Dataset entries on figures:
# # #
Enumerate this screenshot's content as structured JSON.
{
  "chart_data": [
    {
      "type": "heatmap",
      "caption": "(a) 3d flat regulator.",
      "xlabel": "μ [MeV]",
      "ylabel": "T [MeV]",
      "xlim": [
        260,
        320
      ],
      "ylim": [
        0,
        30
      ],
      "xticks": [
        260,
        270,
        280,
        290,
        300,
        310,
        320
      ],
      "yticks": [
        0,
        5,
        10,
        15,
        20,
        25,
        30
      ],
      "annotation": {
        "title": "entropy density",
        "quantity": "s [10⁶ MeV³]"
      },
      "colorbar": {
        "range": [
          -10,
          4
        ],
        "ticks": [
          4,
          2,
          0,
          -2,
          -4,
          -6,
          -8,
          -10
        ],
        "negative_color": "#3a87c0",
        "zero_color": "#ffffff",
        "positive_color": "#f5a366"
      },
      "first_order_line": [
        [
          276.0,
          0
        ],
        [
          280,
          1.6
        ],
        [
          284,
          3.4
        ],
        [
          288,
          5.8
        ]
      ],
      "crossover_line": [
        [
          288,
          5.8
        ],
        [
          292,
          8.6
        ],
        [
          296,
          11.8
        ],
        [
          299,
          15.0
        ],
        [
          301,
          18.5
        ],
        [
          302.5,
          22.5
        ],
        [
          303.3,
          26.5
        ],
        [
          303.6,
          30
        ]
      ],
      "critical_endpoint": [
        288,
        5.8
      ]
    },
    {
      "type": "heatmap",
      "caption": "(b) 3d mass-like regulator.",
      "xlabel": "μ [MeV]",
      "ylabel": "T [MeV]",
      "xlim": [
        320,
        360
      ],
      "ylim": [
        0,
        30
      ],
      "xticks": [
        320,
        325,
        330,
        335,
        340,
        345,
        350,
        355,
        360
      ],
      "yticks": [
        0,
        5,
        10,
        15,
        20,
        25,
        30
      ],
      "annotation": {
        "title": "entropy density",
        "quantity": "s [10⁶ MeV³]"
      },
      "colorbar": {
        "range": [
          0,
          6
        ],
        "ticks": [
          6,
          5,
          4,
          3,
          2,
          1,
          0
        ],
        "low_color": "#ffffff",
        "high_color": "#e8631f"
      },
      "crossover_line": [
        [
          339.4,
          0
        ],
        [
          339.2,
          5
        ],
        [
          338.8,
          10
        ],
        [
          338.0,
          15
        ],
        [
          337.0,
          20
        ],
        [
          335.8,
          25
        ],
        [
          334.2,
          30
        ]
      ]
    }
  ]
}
# # #
**Exercise brief**
Each line of the material should be echoed exactly.

**Completed exercise**
Enumerate this screenshot's content as structured JSON.
{
  "chart_data": [
    {
      "type": "heatmap",
      "caption": "(a) 3d flat regulator.",
      "xlabel": "μ [MeV]",
      "ylabel": "T [MeV]",
      "xlim": [
        260,
        320
      ],
      "ylim": [
        0,
        30
      ],
      "xticks": [
        260,
        270,
        280,
        290,
        300,
        310,
        320
      ],
      "yticks": [
        0,
        5,
        10,
        15,
        20,
        25,
        30
      ],
      "annotation": {
        "title": "entropy density",
        "quantity": "s [10⁶ MeV³]"
      },
      "colorbar": {
        "range": [
          -10,
          4
        ],
        "ticks": [
          4,
          2,
          0,
          -2,
          -4,
          -6,
          -8,
          -10
        ],
        "negative_color": "#3a87c0",
        "zero_color": "#ffffff",
        "positive_color": "#f5a366"
      },
      "first_order_line": [
        [
          276.0,
          0
        ],
        [
          280,
          1.6
        ],
        [
          284,
          3.4
        ],
        [
          288,
          5.8
        ]
      ],
      "crossover_line": [
        [
          288,
          5.8
        ],
        [
          292,
          8.6
        ],
        [
          296,
          11.8
        ],
        [
          299,
          15.0
        ],
        [
          301,
          18.5
        ],
        [
          302.5,
          22.5
        ],
        [
          303.3,
          26.5
        ],
        [
          303.6,
          30
        ]
      ],
      "critical_endpoint": [
        288,
        5.8
      ]
    },
    {
      "type": "heatmap",
      "caption": "(b) 3d mass-like regulator.",
      "xlabel": "μ [MeV]",
      "ylabel": "T [MeV]",
      "xlim": [
        320,
        360
      ],
      "ylim": [
        0,
        30
      ],
      "xticks": [
        320,
        325,
        330,
        335,
        340,
        345,
        350,
        355,
        360
      ],
      "yticks": [
        0,
        5,
        10,
        15,
        20,
        25,
        30
      ],
      "annotation": {
        "title": "entropy density",
        "quantity": "s [10⁶ MeV³]"
      },
      "colorbar": {
        "range": [
          0,
          6
        ],
        "ticks": [
          6,
          5,
          4,
          3,
          2,
          1,
          0
        ],
        "low_color": "#ffffff",
        "high_color": "#e8631f"
      },
      "crossover_line": [
        [
          339.4,
          0
        ],
        [
          339.2,
          5
        ],
        [
          338.8,
          10
        ],
        [
          338.0,
          15
        ],
        [
          337.0,
          20
        ],
        [
          335.8,
          25
        ],
        [
          334.2,
          30
        ]
      ]
    }
  ]
}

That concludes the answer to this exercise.